[Problem description]: Look through the records below and collect all lines that hold the string "Rolling".

[Source data]:
* Start *

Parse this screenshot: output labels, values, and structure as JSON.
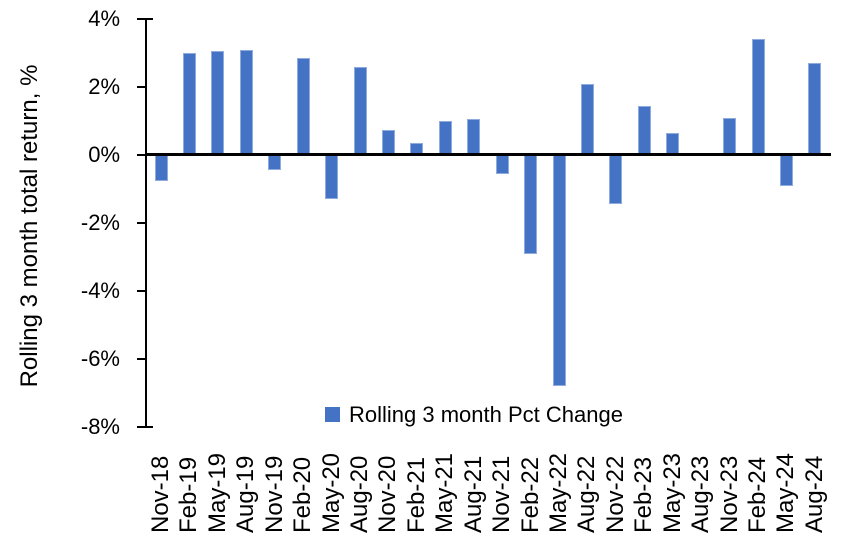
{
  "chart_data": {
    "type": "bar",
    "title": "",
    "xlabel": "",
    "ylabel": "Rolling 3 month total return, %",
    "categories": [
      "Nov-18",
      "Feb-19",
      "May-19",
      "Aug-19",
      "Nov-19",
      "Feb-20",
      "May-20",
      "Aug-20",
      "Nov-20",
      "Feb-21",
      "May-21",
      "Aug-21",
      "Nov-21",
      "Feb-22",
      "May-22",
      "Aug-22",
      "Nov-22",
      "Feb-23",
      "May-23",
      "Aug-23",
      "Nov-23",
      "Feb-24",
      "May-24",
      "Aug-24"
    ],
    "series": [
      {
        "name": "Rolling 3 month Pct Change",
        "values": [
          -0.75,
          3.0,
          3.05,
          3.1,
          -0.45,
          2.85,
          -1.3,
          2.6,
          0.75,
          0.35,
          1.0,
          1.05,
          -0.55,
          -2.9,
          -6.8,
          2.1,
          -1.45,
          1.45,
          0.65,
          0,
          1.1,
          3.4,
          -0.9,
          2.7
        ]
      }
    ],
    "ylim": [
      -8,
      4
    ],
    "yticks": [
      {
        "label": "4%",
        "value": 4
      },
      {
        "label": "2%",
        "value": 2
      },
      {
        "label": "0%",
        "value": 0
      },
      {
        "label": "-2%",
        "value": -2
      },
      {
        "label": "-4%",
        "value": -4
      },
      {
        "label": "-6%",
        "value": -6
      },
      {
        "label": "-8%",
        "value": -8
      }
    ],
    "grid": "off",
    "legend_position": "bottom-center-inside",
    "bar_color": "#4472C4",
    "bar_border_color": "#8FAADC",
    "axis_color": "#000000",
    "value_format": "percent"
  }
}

* End *
* Start *

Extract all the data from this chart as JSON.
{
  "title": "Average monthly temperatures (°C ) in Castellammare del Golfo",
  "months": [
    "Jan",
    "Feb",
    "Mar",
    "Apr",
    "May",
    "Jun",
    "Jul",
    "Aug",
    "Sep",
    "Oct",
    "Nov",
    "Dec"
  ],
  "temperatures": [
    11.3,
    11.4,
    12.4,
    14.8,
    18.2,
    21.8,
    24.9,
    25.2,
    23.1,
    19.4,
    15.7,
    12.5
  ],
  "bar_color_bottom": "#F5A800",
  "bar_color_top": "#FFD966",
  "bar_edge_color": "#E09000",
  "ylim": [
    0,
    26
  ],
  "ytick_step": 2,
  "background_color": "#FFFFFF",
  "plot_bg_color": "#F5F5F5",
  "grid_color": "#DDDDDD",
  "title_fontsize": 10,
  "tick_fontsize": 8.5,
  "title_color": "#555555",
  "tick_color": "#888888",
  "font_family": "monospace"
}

* End *

[Complete answer]:
    "ylabel": "Rolling 3 month total return, %",
        "name": "Rolling 3 month Pct Change",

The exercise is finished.